For the records that follow, return only the count of lines containing the string "作为共产党".

• LISTED ENTRIES:
- - -
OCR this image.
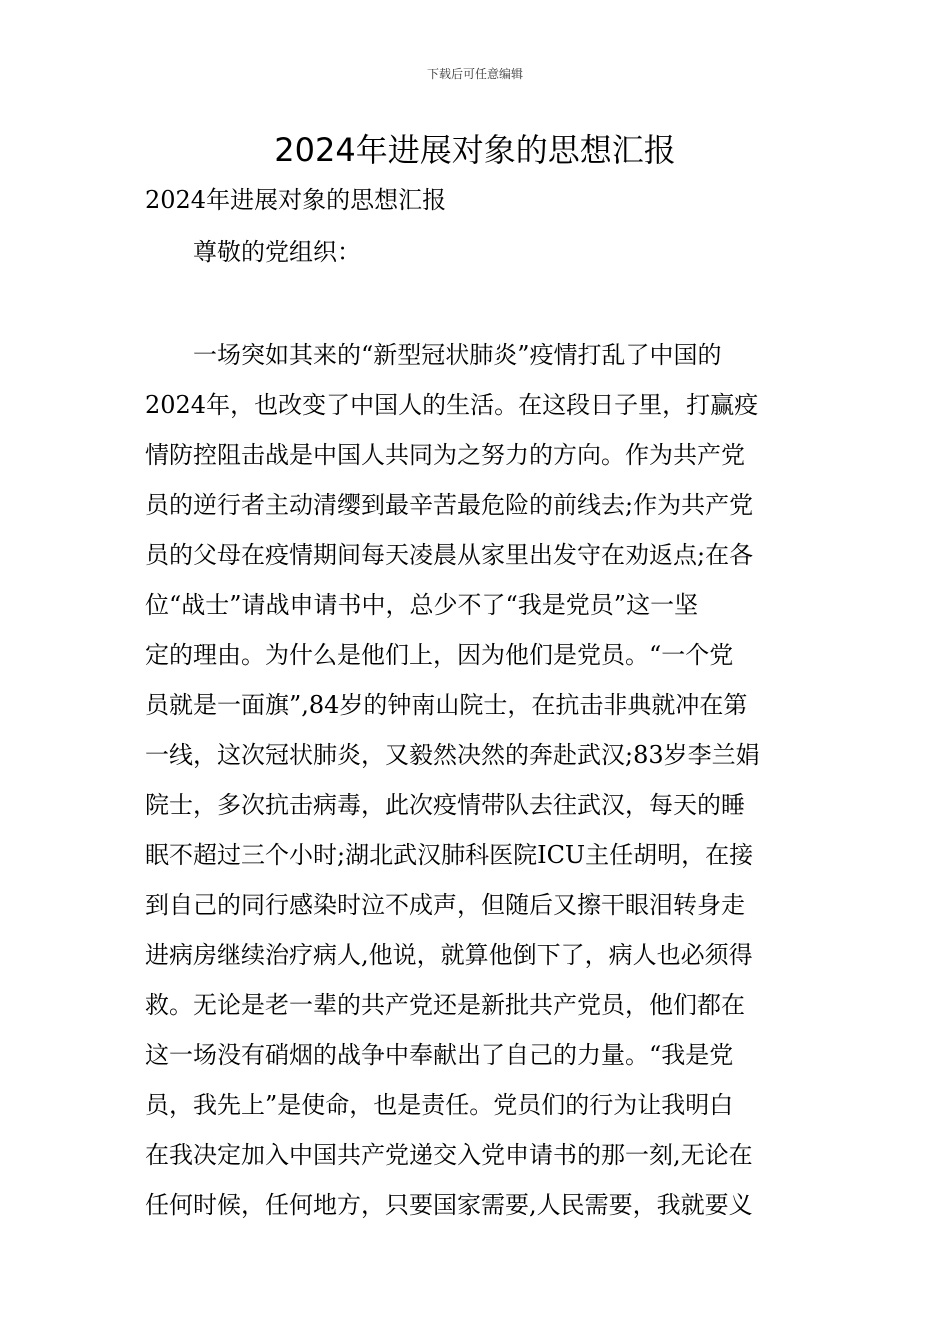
下载后可任意编辑
2024年进展对象的思想汇报
2024年进展对象的思想汇报
尊敬的党组织：
　　一场突如其来的“新型冠状肺炎”疫情打乱了中国的
2024年，也改变了中国人的生活。在这段日子里，打赢疫
情防控阻击战是中国人共同为之努力的方向。作为共产党
员的逆行者主动清缨到最辛苦最危险的前线去;作为共产党
员的父母在疫情期间每天凌晨从家里出发守在劝返点;在各
位“战士”请战申请书中，总少不了“我是党员”这一坚
定的理由。为什么是他们上，因为他们是党员。“一个党
员就是一面旗”,84岁的钟南山院士，在抗击非典就冲在第
一线，这次冠状肺炎，又毅然决然的奔赴武汉;83岁李兰娟
院士，多次抗击病毒，此次疫情带队去往武汉，每天的睡
眠不超过三个小时;湖北武汉肺科医院ICU主任胡明，在接
到自己的同行感染时泣不成声，但随后又擦干眼泪转身走
进病房继续治疗病人,他说，就算他倒下了，病人也必须得
救。无论是老一辈的共产党还是新批共产党员，他们都在
这一场没有硝烟的战争中奉献出了自己的力量。“我是党
员，我先上”是使命，也是责任。党员们的行为让我明白
在我决定加入中国共产党递交入党申请书的那一刻,无论在
任何时候，任何地方，只要国家需要,人民需要，我就要义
- - -
• CORRECT RESPONSE:
2